(Task description):
Select the lines that contain "خروجی" and copy each of them.
● ● ●
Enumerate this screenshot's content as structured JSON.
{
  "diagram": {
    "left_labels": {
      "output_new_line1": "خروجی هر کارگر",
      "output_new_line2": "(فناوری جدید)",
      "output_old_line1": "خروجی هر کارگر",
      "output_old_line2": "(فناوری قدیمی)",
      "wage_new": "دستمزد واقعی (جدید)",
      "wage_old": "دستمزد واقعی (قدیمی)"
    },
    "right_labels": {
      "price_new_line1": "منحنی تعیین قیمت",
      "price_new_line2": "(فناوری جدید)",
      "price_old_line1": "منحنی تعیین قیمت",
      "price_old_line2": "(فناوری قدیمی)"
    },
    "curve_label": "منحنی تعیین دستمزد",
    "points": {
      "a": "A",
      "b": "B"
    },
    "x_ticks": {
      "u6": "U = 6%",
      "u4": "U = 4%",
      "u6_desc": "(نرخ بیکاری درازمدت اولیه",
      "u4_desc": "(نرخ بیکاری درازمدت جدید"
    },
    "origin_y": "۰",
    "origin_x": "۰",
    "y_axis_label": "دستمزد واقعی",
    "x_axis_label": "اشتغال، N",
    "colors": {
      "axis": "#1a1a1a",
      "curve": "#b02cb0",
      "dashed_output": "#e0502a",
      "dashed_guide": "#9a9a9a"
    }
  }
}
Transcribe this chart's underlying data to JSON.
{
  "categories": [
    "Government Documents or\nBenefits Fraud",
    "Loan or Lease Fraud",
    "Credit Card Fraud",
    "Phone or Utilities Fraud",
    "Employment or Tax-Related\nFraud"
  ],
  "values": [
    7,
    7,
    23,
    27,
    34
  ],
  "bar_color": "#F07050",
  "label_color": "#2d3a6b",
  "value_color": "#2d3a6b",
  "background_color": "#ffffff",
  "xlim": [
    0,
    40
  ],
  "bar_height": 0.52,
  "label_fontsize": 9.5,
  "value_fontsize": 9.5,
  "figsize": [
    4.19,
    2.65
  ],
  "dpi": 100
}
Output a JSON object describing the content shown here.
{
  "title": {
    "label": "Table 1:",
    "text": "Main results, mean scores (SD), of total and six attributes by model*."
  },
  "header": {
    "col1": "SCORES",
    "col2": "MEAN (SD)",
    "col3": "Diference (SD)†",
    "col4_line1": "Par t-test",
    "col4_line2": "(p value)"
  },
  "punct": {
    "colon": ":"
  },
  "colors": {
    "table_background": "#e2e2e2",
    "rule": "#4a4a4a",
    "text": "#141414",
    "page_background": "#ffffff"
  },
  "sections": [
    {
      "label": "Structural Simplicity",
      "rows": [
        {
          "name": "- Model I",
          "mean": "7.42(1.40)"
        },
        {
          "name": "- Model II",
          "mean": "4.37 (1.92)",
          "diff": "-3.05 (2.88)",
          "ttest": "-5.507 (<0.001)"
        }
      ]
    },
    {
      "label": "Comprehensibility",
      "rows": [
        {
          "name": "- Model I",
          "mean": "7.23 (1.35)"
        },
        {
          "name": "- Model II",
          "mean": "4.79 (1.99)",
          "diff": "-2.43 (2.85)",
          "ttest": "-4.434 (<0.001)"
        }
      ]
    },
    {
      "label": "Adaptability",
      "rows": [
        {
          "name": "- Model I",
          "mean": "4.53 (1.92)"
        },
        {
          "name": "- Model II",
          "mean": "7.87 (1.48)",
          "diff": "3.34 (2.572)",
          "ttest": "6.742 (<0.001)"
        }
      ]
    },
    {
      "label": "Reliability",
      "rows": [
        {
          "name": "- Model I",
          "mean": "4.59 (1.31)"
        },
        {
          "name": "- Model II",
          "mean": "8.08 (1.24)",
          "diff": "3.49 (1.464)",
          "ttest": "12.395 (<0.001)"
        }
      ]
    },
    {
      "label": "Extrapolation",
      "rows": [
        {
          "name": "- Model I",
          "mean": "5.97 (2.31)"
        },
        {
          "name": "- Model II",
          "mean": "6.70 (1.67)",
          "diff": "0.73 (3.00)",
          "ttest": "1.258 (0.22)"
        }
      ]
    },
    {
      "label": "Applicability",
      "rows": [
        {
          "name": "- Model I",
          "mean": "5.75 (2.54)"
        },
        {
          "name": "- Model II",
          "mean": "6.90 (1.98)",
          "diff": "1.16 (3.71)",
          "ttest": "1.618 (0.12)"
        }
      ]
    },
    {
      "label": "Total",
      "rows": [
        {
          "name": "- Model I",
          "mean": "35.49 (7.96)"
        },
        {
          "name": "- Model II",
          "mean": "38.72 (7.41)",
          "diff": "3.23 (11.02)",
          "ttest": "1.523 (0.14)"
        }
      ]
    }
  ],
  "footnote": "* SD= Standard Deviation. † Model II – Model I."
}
● ● ●
(Reply):
      "output_new_line1": "خروجی هر کارگر",
      "output_old_line1": "خروجی هر کارگر",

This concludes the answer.